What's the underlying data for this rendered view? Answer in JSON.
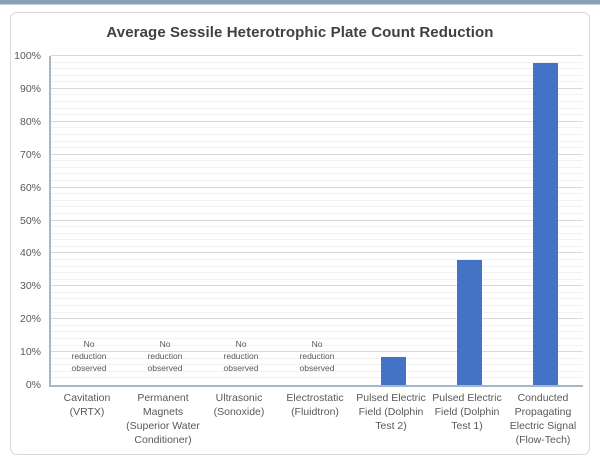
{
  "window": {
    "top_strip_color": "#8AA0B6"
  },
  "chart_data": {
    "type": "bar",
    "title": "Average Sessile Heterotrophic Plate Count Reduction",
    "categories": [
      "Cavitation (VRTX)",
      "Permanent Magnets (Superior Water Conditioner)",
      "Ultrasonic (Sonoxide)",
      "Electrostatic (Fluidtron)",
      "Pulsed Electric Field (Dolphin Test 2)",
      "Pulsed Electric Field (Dolphin Test 1)",
      "Conducted Propagating Electric Signal (Flow-Tech)"
    ],
    "values": [
      0,
      0,
      0,
      0,
      8.5,
      38,
      98
    ],
    "bar_annotations": [
      "No reduction observed",
      "No reduction observed",
      "No reduction observed",
      "No reduction observed",
      "",
      "",
      ""
    ],
    "y_tick_labels": [
      "0%",
      "10%",
      "20%",
      "30%",
      "40%",
      "50%",
      "60%",
      "70%",
      "80%",
      "90%",
      "100%"
    ],
    "ylim": [
      0,
      100
    ],
    "y_major_step": 10,
    "y_minor_step": 2,
    "xlabel": "",
    "ylabel": "",
    "legend": "none",
    "grid": "horizontal, major and minor",
    "colors": {
      "bar": "#4472C4",
      "title_text": "#404040",
      "axis_text": "#595959",
      "major_gridline": "#D9D9D9",
      "minor_gridline": "#F1F1F1",
      "axis_line": "#A6B7CA",
      "chart_border": "#D9D9D9"
    }
  }
}
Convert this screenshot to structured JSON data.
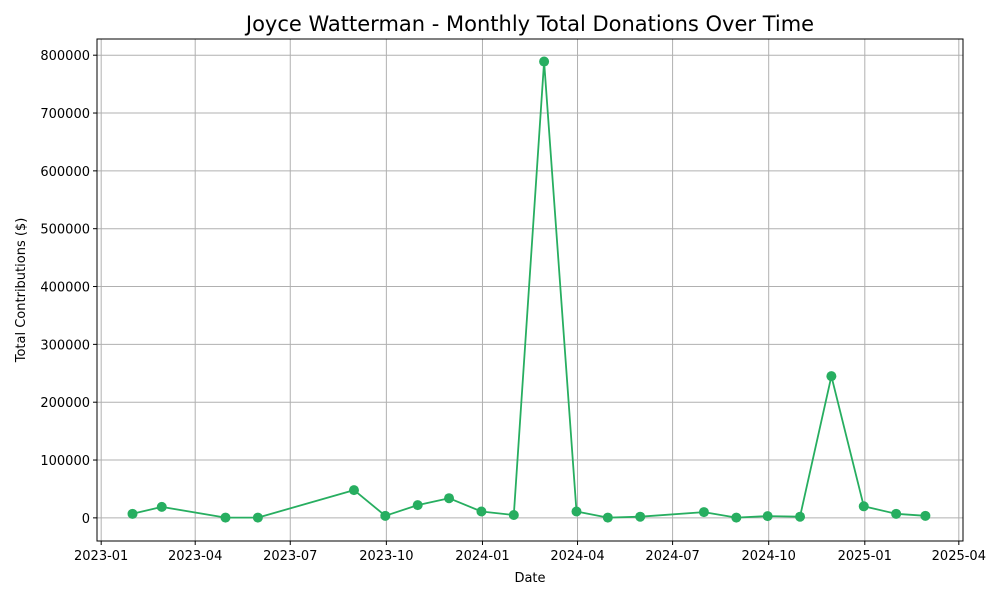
{
  "chart_data": {
    "type": "line",
    "title": "Joyce Watterman - Monthly Total Donations Over Time",
    "xlabel": "Date",
    "ylabel": "Total Contributions ($)",
    "grid": true,
    "x_ticks": [
      "2023-01",
      "2023-04",
      "2023-07",
      "2023-10",
      "2024-01",
      "2024-04",
      "2024-07",
      "2024-10",
      "2025-01",
      "2025-04"
    ],
    "y_ticks": [
      0,
      100000,
      200000,
      300000,
      400000,
      500000,
      600000,
      700000,
      800000
    ],
    "xlim": [
      "2022-12-28",
      "2025-04-05"
    ],
    "ylim": [
      -40000,
      828000
    ],
    "color": "#27ae60",
    "series": [
      {
        "x": [
          "2023-01-31",
          "2023-02-28",
          "2023-04-30",
          "2023-05-31",
          "2023-08-31",
          "2023-09-30",
          "2023-10-31",
          "2023-11-30",
          "2023-12-31",
          "2024-01-31",
          "2024-02-29",
          "2024-03-31",
          "2024-04-30",
          "2024-05-31",
          "2024-07-31",
          "2024-08-31",
          "2024-09-30",
          "2024-10-31",
          "2024-11-30",
          "2024-12-31",
          "2025-01-31",
          "2025-02-28"
        ],
        "y": [
          7000,
          19000,
          500,
          500,
          48000,
          3500,
          22000,
          34000,
          11000,
          5000,
          789000,
          11000,
          500,
          2000,
          10000,
          500,
          3000,
          2000,
          245000,
          20000,
          7000,
          3500
        ]
      }
    ]
  }
}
* * *
> _AIM_: Repeat all the data as it stands, dropping any images it holds.

> _RESULT OF THIS EXERCISE_:
What's the underlying data for this rendered view? Answer in JSON.
{
  "window": {
    "top_strip_color": "#8AA0B6"
  },
  "chart_data": {
    "type": "bar",
    "title": "Average Sessile Heterotrophic Plate Count Reduction",
    "categories": [
      "Cavitation (VRTX)",
      "Permanent Magnets (Superior Water Conditioner)",
      "Ultrasonic (Sonoxide)",
      "Electrostatic (Fluidtron)",
      "Pulsed Electric Field (Dolphin Test 2)",
      "Pulsed Electric Field (Dolphin Test 1)",
      "Conducted Propagating Electric Signal (Flow-Tech)"
    ],
    "values": [
      0,
      0,
      0,
      0,
      8.5,
      38,
      98
    ],
    "bar_annotations": [
      "No reduction observed",
      "No reduction observed",
      "No reduction observed",
      "No reduction observed",
      "",
      "",
      ""
    ],
    "y_tick_labels": [
      "0%",
      "10%",
      "20%",
      "30%",
      "40%",
      "50%",
      "60%",
      "70%",
      "80%",
      "90%",
      "100%"
    ],
    "ylim": [
      0,
      100
    ],
    "y_major_step": 10,
    "y_minor_step": 2,
    "xlabel": "",
    "ylabel": "",
    "legend": "none",
    "grid": "horizontal, major and minor",
    "colors": {
      "bar": "#4472C4",
      "title_text": "#404040",
      "axis_text": "#595959",
      "major_gridline": "#D9D9D9",
      "minor_gridline": "#F1F1F1",
      "axis_line": "#A6B7CA",
      "chart_border": "#D9D9D9"
    }
  }
}
Convert this screenshot to structured JSON data.
{
  "chart_data": {
    "type": "line",
    "title": "Joyce Watterman - Monthly Total Donations Over Time",
    "xlabel": "Date",
    "ylabel": "Total Contributions ($)",
    "grid": true,
    "x_ticks": [
      "2023-01",
      "2023-04",
      "2023-07",
      "2023-10",
      "2024-01",
      "2024-04",
      "2024-07",
      "2024-10",
      "2025-01",
      "2025-04"
    ],
    "y_ticks": [
      0,
      100000,
      200000,
      300000,
      400000,
      500000,
      600000,
      700000,
      800000
    ],
    "xlim": [
      "2022-12-28",
      "2025-04-05"
    ],
    "ylim": [
      -40000,
      828000
    ],
    "color": "#27ae60",
    "series": [
      {
        "x": [
          "2023-01-31",
          "2023-02-28",
          "2023-04-30",
          "2023-05-31",
          "2023-08-31",
          "2023-09-30",
          "2023-10-31",
          "2023-11-30",
          "2023-12-31",
          "2024-01-31",
          "2024-02-29",
          "2024-03-31",
          "2024-04-30",
          "2024-05-31",
          "2024-07-31",
          "2024-08-31",
          "2024-09-30",
          "2024-10-31",
          "2024-11-30",
          "2024-12-31",
          "2025-01-31",
          "2025-02-28"
        ],
        "y": [
          7000,
          19000,
          500,
          500,
          48000,
          3500,
          22000,
          34000,
          11000,
          5000,
          789000,
          11000,
          500,
          2000,
          10000,
          500,
          3000,
          2000,
          245000,
          20000,
          7000,
          3500
        ]
      }
    ]
  }
}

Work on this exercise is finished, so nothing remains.